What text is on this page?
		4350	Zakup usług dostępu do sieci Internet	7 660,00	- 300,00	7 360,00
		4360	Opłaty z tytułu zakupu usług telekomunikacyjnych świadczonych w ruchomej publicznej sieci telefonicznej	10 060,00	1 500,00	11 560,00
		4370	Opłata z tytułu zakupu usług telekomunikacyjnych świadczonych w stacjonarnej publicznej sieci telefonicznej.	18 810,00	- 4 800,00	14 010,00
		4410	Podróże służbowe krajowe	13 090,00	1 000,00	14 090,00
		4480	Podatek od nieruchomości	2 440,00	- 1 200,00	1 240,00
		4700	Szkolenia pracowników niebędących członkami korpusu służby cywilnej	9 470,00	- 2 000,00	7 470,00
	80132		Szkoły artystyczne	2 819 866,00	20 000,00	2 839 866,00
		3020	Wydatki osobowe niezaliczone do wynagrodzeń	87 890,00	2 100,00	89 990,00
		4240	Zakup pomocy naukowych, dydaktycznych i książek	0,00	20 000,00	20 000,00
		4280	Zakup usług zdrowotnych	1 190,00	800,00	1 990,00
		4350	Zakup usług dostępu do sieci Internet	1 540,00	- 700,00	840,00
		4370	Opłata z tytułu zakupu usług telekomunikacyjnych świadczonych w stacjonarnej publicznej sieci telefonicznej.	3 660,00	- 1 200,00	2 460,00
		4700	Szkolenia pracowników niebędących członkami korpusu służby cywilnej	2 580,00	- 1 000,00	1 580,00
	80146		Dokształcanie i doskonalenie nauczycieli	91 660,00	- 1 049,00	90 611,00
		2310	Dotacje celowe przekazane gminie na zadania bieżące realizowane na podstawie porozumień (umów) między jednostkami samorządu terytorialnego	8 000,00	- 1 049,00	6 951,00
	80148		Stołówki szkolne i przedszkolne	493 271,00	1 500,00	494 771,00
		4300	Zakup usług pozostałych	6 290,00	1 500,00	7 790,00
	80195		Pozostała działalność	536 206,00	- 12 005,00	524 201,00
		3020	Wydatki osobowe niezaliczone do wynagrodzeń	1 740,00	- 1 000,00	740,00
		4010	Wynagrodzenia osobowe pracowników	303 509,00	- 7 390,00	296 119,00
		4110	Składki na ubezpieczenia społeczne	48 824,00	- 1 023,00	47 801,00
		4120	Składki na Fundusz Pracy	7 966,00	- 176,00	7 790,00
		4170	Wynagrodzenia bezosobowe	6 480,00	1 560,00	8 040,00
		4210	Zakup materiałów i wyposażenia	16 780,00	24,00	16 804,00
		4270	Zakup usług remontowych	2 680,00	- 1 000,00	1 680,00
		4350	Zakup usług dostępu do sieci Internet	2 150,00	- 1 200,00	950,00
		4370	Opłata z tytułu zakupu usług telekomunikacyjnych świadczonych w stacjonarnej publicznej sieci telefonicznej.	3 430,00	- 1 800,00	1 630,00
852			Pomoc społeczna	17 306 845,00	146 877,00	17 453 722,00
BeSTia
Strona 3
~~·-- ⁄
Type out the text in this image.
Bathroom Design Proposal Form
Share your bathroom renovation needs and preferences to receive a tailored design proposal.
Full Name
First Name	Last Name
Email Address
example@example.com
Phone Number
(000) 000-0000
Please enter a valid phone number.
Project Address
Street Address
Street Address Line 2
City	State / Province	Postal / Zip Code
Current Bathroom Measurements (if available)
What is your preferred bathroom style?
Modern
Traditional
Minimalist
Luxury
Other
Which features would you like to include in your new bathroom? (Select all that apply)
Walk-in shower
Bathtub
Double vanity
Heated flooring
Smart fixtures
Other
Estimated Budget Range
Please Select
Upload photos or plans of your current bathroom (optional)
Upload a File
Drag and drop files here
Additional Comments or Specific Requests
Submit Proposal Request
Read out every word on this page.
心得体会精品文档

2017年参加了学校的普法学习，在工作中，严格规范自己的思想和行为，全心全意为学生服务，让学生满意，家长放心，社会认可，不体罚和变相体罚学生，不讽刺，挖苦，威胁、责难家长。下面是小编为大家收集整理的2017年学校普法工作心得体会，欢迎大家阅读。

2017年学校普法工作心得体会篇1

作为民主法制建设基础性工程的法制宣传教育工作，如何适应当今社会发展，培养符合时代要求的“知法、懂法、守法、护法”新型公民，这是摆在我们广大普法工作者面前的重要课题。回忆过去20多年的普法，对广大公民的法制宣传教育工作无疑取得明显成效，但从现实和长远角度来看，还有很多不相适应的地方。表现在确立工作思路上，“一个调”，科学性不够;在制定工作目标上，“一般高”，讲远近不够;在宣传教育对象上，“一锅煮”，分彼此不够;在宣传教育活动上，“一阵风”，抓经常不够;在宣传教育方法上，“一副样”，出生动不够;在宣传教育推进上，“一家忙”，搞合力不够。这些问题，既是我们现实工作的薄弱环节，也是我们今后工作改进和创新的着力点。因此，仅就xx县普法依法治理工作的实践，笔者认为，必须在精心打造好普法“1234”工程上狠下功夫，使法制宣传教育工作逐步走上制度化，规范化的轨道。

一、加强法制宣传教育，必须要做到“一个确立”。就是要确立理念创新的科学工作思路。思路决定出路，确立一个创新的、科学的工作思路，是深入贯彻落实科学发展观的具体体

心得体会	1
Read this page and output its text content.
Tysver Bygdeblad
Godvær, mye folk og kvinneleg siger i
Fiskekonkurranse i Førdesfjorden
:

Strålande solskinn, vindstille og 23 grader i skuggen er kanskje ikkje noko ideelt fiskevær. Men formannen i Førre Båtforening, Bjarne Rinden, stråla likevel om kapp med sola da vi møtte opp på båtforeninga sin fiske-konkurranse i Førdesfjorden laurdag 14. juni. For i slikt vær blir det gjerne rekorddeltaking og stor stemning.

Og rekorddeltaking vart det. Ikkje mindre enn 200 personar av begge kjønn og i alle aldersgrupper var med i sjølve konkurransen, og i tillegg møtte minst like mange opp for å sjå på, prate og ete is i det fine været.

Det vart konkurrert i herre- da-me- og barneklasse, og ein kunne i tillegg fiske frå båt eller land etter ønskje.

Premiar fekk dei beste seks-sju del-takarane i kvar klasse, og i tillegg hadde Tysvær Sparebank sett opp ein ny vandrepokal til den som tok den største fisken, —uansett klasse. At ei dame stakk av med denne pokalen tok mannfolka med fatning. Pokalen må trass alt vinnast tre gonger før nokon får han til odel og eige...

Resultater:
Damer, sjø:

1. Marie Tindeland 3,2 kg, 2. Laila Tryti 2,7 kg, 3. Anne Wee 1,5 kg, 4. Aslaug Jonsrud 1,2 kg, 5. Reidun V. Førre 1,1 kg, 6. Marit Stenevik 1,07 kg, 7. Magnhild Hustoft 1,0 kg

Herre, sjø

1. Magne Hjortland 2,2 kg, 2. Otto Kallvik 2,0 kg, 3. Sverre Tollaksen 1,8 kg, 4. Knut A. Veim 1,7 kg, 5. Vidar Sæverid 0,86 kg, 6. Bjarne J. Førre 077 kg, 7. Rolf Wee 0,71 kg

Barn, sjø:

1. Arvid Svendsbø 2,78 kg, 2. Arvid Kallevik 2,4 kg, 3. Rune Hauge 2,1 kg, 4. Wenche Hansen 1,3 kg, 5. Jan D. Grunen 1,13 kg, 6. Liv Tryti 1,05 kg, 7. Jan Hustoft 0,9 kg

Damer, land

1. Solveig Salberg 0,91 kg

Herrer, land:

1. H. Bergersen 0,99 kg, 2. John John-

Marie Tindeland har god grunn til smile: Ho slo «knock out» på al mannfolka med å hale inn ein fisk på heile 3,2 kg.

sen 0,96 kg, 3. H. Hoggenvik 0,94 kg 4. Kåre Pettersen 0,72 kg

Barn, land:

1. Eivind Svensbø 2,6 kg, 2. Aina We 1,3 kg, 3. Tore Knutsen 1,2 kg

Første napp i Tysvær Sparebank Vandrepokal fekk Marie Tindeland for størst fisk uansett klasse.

## Direction
Within the data above, count the lines that contain the string "Marie"; the reply is the number alone.

## Solved exercise
3